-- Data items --
-=-=-=-=-
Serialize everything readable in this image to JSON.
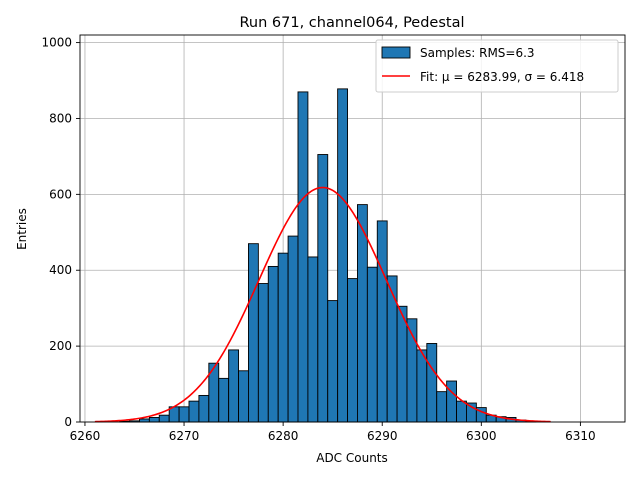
{
  "chart_data": {
    "type": "bar",
    "title": "Run 671, channel064, Pedestal",
    "xlabel": "ADC Counts",
    "ylabel": "Entries",
    "xlim": [
      6259.5,
      6314.5
    ],
    "ylim": [
      0,
      1020
    ],
    "xticks": [
      6260,
      6270,
      6280,
      6290,
      6300,
      6310
    ],
    "yticks": [
      0,
      200,
      400,
      600,
      800,
      1000
    ],
    "grid": true,
    "legend_position": "top-right",
    "bin_width": 1,
    "bins": [
      {
        "x": 6264,
        "y": 2
      },
      {
        "x": 6265,
        "y": 3
      },
      {
        "x": 6266,
        "y": 8
      },
      {
        "x": 6267,
        "y": 12
      },
      {
        "x": 6268,
        "y": 18
      },
      {
        "x": 6269,
        "y": 40
      },
      {
        "x": 6270,
        "y": 40
      },
      {
        "x": 6271,
        "y": 55
      },
      {
        "x": 6272,
        "y": 70
      },
      {
        "x": 6273,
        "y": 155
      },
      {
        "x": 6274,
        "y": 115
      },
      {
        "x": 6275,
        "y": 190
      },
      {
        "x": 6276,
        "y": 135
      },
      {
        "x": 6277,
        "y": 470
      },
      {
        "x": 6278,
        "y": 365
      },
      {
        "x": 6279,
        "y": 410
      },
      {
        "x": 6280,
        "y": 445
      },
      {
        "x": 6281,
        "y": 490
      },
      {
        "x": 6282,
        "y": 870
      },
      {
        "x": 6283,
        "y": 435
      },
      {
        "x": 6284,
        "y": 705
      },
      {
        "x": 6285,
        "y": 320
      },
      {
        "x": 6286,
        "y": 878
      },
      {
        "x": 6287,
        "y": 378
      },
      {
        "x": 6288,
        "y": 573
      },
      {
        "x": 6289,
        "y": 408
      },
      {
        "x": 6290,
        "y": 530
      },
      {
        "x": 6291,
        "y": 385
      },
      {
        "x": 6292,
        "y": 305
      },
      {
        "x": 6293,
        "y": 272
      },
      {
        "x": 6294,
        "y": 190
      },
      {
        "x": 6295,
        "y": 207
      },
      {
        "x": 6296,
        "y": 80
      },
      {
        "x": 6297,
        "y": 108
      },
      {
        "x": 6298,
        "y": 55
      },
      {
        "x": 6299,
        "y": 50
      },
      {
        "x": 6300,
        "y": 38
      },
      {
        "x": 6301,
        "y": 18
      },
      {
        "x": 6302,
        "y": 14
      },
      {
        "x": 6303,
        "y": 12
      },
      {
        "x": 6304,
        "y": 5
      },
      {
        "x": 6305,
        "y": 2
      }
    ],
    "series": [
      {
        "name": "Samples: RMS=6.3",
        "kind": "histogram",
        "color": "#1f77b4",
        "edgecolor": "#000000"
      },
      {
        "name": "Fit: μ = 6283.99, σ = 6.418",
        "kind": "gaussian-fit",
        "color": "#ff0000",
        "mu": 6283.99,
        "sigma": 6.418,
        "amplitude": 618,
        "x_range": [
          6261,
          6307
        ]
      }
    ]
  }
}
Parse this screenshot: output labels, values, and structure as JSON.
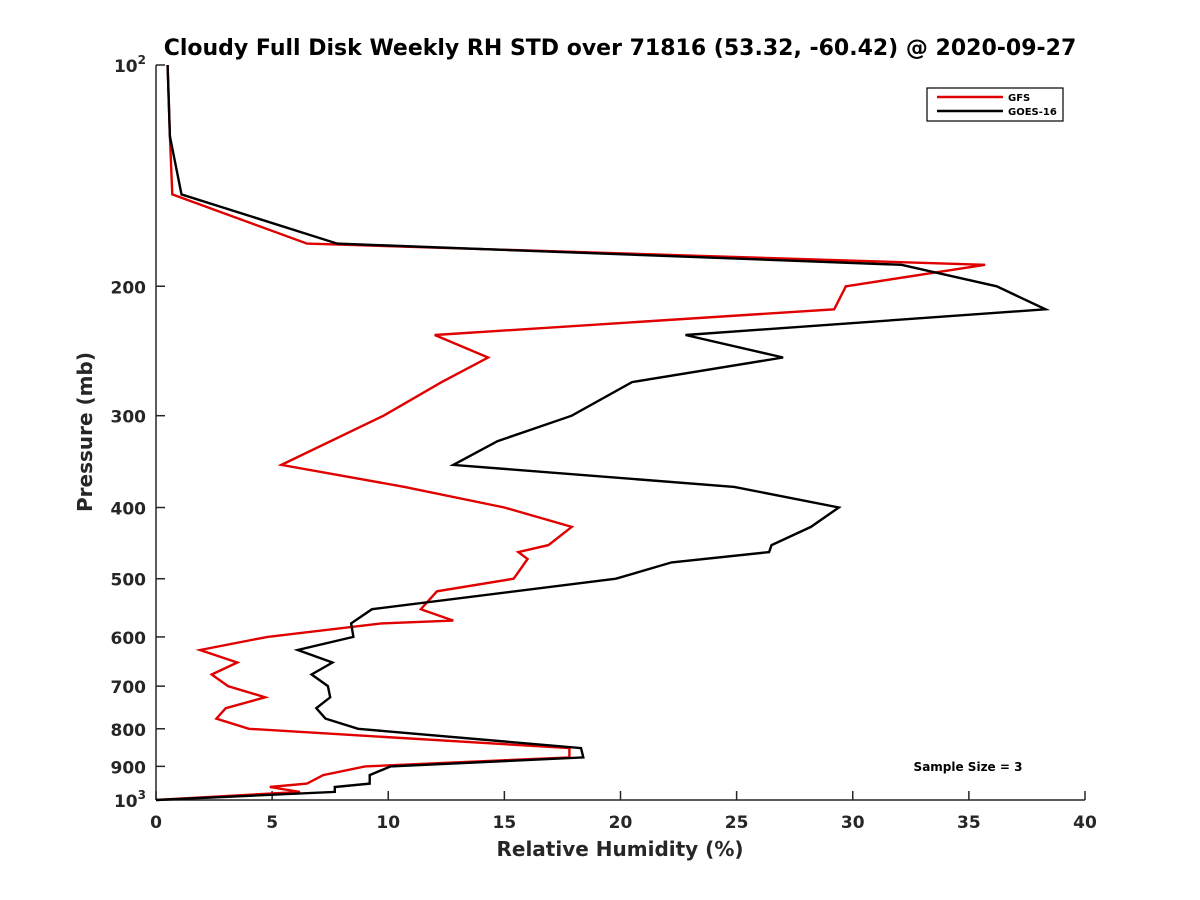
{
  "chart_data": {
    "type": "line",
    "title": "Cloudy Full Disk Weekly RH STD over 71816 (53.32, -60.42) @ 2020-09-27",
    "xlabel": "Relative Humidity (%)",
    "ylabel": "Pressure (mb)",
    "xlim": [
      0,
      40
    ],
    "ylim": [
      100,
      1000
    ],
    "y_scale": "log",
    "y_reversed": true,
    "grid": false,
    "legend_position": "top-right",
    "x_ticks": [
      "0",
      "5",
      "10",
      "15",
      "20",
      "25",
      "30",
      "35",
      "40"
    ],
    "y_ticks": [
      {
        "value": 100,
        "base": "10",
        "exp": "2"
      },
      {
        "value": 200,
        "label": "200"
      },
      {
        "value": 300,
        "label": "300"
      },
      {
        "value": 400,
        "label": "400"
      },
      {
        "value": 500,
        "label": "500"
      },
      {
        "value": 600,
        "label": "600"
      },
      {
        "value": 700,
        "label": "700"
      },
      {
        "value": 800,
        "label": "800"
      },
      {
        "value": 900,
        "label": "900"
      },
      {
        "value": 1000,
        "base": "10",
        "exp": "3"
      }
    ],
    "annotation": "Sample Size = 3",
    "series": [
      {
        "name": "GFS",
        "color": "#e00000",
        "points": [
          [
            0.5,
            100
          ],
          [
            0.6,
            125
          ],
          [
            0.7,
            150
          ],
          [
            6.5,
            175
          ],
          [
            35.7,
            187
          ],
          [
            29.7,
            200
          ],
          [
            29.2,
            215
          ],
          [
            12.0,
            233
          ],
          [
            14.3,
            250
          ],
          [
            12.3,
            270
          ],
          [
            9.8,
            300
          ],
          [
            5.4,
            350
          ],
          [
            10.7,
            375
          ],
          [
            15.0,
            400
          ],
          [
            17.9,
            425
          ],
          [
            16.9,
            450
          ],
          [
            15.6,
            460
          ],
          [
            16.0,
            470
          ],
          [
            15.4,
            500
          ],
          [
            12.1,
            520
          ],
          [
            11.4,
            550
          ],
          [
            12.8,
            570
          ],
          [
            9.7,
            575
          ],
          [
            4.8,
            600
          ],
          [
            1.9,
            625
          ],
          [
            3.5,
            650
          ],
          [
            2.4,
            675
          ],
          [
            3.1,
            700
          ],
          [
            4.7,
            725
          ],
          [
            3.0,
            750
          ],
          [
            2.6,
            775
          ],
          [
            4.0,
            800
          ],
          [
            17.8,
            850
          ],
          [
            17.8,
            875
          ],
          [
            9.0,
            900
          ],
          [
            7.2,
            925
          ],
          [
            6.5,
            950
          ],
          [
            4.9,
            960
          ],
          [
            6.2,
            975
          ],
          [
            0.0,
            1000
          ]
        ]
      },
      {
        "name": "GOES-16",
        "color": "#000000",
        "points": [
          [
            0.5,
            100
          ],
          [
            0.6,
            125
          ],
          [
            1.1,
            150
          ],
          [
            7.8,
            175
          ],
          [
            32.1,
            187
          ],
          [
            36.2,
            200
          ],
          [
            38.3,
            215
          ],
          [
            22.8,
            233
          ],
          [
            27.0,
            250
          ],
          [
            20.5,
            270
          ],
          [
            17.9,
            300
          ],
          [
            14.7,
            325
          ],
          [
            12.8,
            350
          ],
          [
            24.9,
            375
          ],
          [
            29.4,
            400
          ],
          [
            28.2,
            425
          ],
          [
            26.5,
            450
          ],
          [
            26.4,
            460
          ],
          [
            22.2,
            475
          ],
          [
            19.8,
            500
          ],
          [
            9.3,
            550
          ],
          [
            8.4,
            575
          ],
          [
            8.5,
            600
          ],
          [
            6.1,
            625
          ],
          [
            7.6,
            650
          ],
          [
            6.7,
            675
          ],
          [
            7.4,
            700
          ],
          [
            7.5,
            725
          ],
          [
            6.9,
            750
          ],
          [
            7.3,
            775
          ],
          [
            8.7,
            800
          ],
          [
            18.3,
            850
          ],
          [
            18.4,
            875
          ],
          [
            10.1,
            900
          ],
          [
            9.2,
            925
          ],
          [
            9.2,
            950
          ],
          [
            7.7,
            960
          ],
          [
            7.7,
            975
          ],
          [
            0.0,
            1000
          ]
        ]
      }
    ]
  }
}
-=-=-=-=-
-- Written task --
Repeat all the records above exactly, leaving out any pictures.

-- Solved problem --
Serialize everything readable in this image to JSON.
{
  "chart_data": {
    "type": "bar",
    "title": "Run 671, channel064, Pedestal",
    "xlabel": "ADC Counts",
    "ylabel": "Entries",
    "xlim": [
      6259.5,
      6314.5
    ],
    "ylim": [
      0,
      1020
    ],
    "xticks": [
      6260,
      6270,
      6280,
      6290,
      6300,
      6310
    ],
    "yticks": [
      0,
      200,
      400,
      600,
      800,
      1000
    ],
    "grid": true,
    "legend_position": "top-right",
    "bin_width": 1,
    "bins": [
      {
        "x": 6264,
        "y": 2
      },
      {
        "x": 6265,
        "y": 3
      },
      {
        "x": 6266,
        "y": 8
      },
      {
        "x": 6267,
        "y": 12
      },
      {
        "x": 6268,
        "y": 18
      },
      {
        "x": 6269,
        "y": 40
      },
      {
        "x": 6270,
        "y": 40
      },
      {
        "x": 6271,
        "y": 55
      },
      {
        "x": 6272,
        "y": 70
      },
      {
        "x": 6273,
        "y": 155
      },
      {
        "x": 6274,
        "y": 115
      },
      {
        "x": 6275,
        "y": 190
      },
      {
        "x": 6276,
        "y": 135
      },
      {
        "x": 6277,
        "y": 470
      },
      {
        "x": 6278,
        "y": 365
      },
      {
        "x": 6279,
        "y": 410
      },
      {
        "x": 6280,
        "y": 445
      },
      {
        "x": 6281,
        "y": 490
      },
      {
        "x": 6282,
        "y": 870
      },
      {
        "x": 6283,
        "y": 435
      },
      {
        "x": 6284,
        "y": 705
      },
      {
        "x": 6285,
        "y": 320
      },
      {
        "x": 6286,
        "y": 878
      },
      {
        "x": 6287,
        "y": 378
      },
      {
        "x": 6288,
        "y": 573
      },
      {
        "x": 6289,
        "y": 408
      },
      {
        "x": 6290,
        "y": 530
      },
      {
        "x": 6291,
        "y": 385
      },
      {
        "x": 6292,
        "y": 305
      },
      {
        "x": 6293,
        "y": 272
      },
      {
        "x": 6294,
        "y": 190
      },
      {
        "x": 6295,
        "y": 207
      },
      {
        "x": 6296,
        "y": 80
      },
      {
        "x": 6297,
        "y": 108
      },
      {
        "x": 6298,
        "y": 55
      },
      {
        "x": 6299,
        "y": 50
      },
      {
        "x": 6300,
        "y": 38
      },
      {
        "x": 6301,
        "y": 18
      },
      {
        "x": 6302,
        "y": 14
      },
      {
        "x": 6303,
        "y": 12
      },
      {
        "x": 6304,
        "y": 5
      },
      {
        "x": 6305,
        "y": 2
      }
    ],
    "series": [
      {
        "name": "Samples: RMS=6.3",
        "kind": "histogram",
        "color": "#1f77b4",
        "edgecolor": "#000000"
      },
      {
        "name": "Fit: μ = 6283.99, σ = 6.418",
        "kind": "gaussian-fit",
        "color": "#ff0000",
        "mu": 6283.99,
        "sigma": 6.418,
        "amplitude": 618,
        "x_range": [
          6261,
          6307
        ]
      }
    ]
  }
}
Parse this screenshot: output labels, values, and structure as JSON.
{
  "chart_data": {
    "type": "line",
    "title": "Cloudy Full Disk Weekly RH STD over 71816 (53.32, -60.42) @ 2020-09-27",
    "xlabel": "Relative Humidity (%)",
    "ylabel": "Pressure (mb)",
    "xlim": [
      0,
      40
    ],
    "ylim": [
      100,
      1000
    ],
    "y_scale": "log",
    "y_reversed": true,
    "grid": false,
    "legend_position": "top-right",
    "x_ticks": [
      "0",
      "5",
      "10",
      "15",
      "20",
      "25",
      "30",
      "35",
      "40"
    ],
    "y_ticks": [
      {
        "value": 100,
        "base": "10",
        "exp": "2"
      },
      {
        "value": 200,
        "label": "200"
      },
      {
        "value": 300,
        "label": "300"
      },
      {
        "value": 400,
        "label": "400"
      },
      {
        "value": 500,
        "label": "500"
      },
      {
        "value": 600,
        "label": "600"
      },
      {
        "value": 700,
        "label": "700"
      },
      {
        "value": 800,
        "label": "800"
      },
      {
        "value": 900,
        "label": "900"
      },
      {
        "value": 1000,
        "base": "10",
        "exp": "3"
      }
    ],
    "annotation": "Sample Size = 3",
    "series": [
      {
        "name": "GFS",
        "color": "#e00000",
        "points": [
          [
            0.5,
            100
          ],
          [
            0.6,
            125
          ],
          [
            0.7,
            150
          ],
          [
            6.5,
            175
          ],
          [
            35.7,
            187
          ],
          [
            29.7,
            200
          ],
          [
            29.2,
            215
          ],
          [
            12.0,
            233
          ],
          [
            14.3,
            250
          ],
          [
            12.3,
            270
          ],
          [
            9.8,
            300
          ],
          [
            5.4,
            350
          ],
          [
            10.7,
            375
          ],
          [
            15.0,
            400
          ],
          [
            17.9,
            425
          ],
          [
            16.9,
            450
          ],
          [
            15.6,
            460
          ],
          [
            16.0,
            470
          ],
          [
            15.4,
            500
          ],
          [
            12.1,
            520
          ],
          [
            11.4,
            550
          ],
          [
            12.8,
            570
          ],
          [
            9.7,
            575
          ],
          [
            4.8,
            600
          ],
          [
            1.9,
            625
          ],
          [
            3.5,
            650
          ],
          [
            2.4,
            675
          ],
          [
            3.1,
            700
          ],
          [
            4.7,
            725
          ],
          [
            3.0,
            750
          ],
          [
            2.6,
            775
          ],
          [
            4.0,
            800
          ],
          [
            17.8,
            850
          ],
          [
            17.8,
            875
          ],
          [
            9.0,
            900
          ],
          [
            7.2,
            925
          ],
          [
            6.5,
            950
          ],
          [
            4.9,
            960
          ],
          [
            6.2,
            975
          ],
          [
            0.0,
            1000
          ]
        ]
      },
      {
        "name": "GOES-16",
        "color": "#000000",
        "points": [
          [
            0.5,
            100
          ],
          [
            0.6,
            125
          ],
          [
            1.1,
            150
          ],
          [
            7.8,
            175
          ],
          [
            32.1,
            187
          ],
          [
            36.2,
            200
          ],
          [
            38.3,
            215
          ],
          [
            22.8,
            233
          ],
          [
            27.0,
            250
          ],
          [
            20.5,
            270
          ],
          [
            17.9,
            300
          ],
          [
            14.7,
            325
          ],
          [
            12.8,
            350
          ],
          [
            24.9,
            375
          ],
          [
            29.4,
            400
          ],
          [
            28.2,
            425
          ],
          [
            26.5,
            450
          ],
          [
            26.4,
            460
          ],
          [
            22.2,
            475
          ],
          [
            19.8,
            500
          ],
          [
            9.3,
            550
          ],
          [
            8.4,
            575
          ],
          [
            8.5,
            600
          ],
          [
            6.1,
            625
          ],
          [
            7.6,
            650
          ],
          [
            6.7,
            675
          ],
          [
            7.4,
            700
          ],
          [
            7.5,
            725
          ],
          [
            6.9,
            750
          ],
          [
            7.3,
            775
          ],
          [
            8.7,
            800
          ],
          [
            18.3,
            850
          ],
          [
            18.4,
            875
          ],
          [
            10.1,
            900
          ],
          [
            9.2,
            925
          ],
          [
            9.2,
            950
          ],
          [
            7.7,
            960
          ],
          [
            7.7,
            975
          ],
          [
            0.0,
            1000
          ]
        ]
      }
    ]
  }
}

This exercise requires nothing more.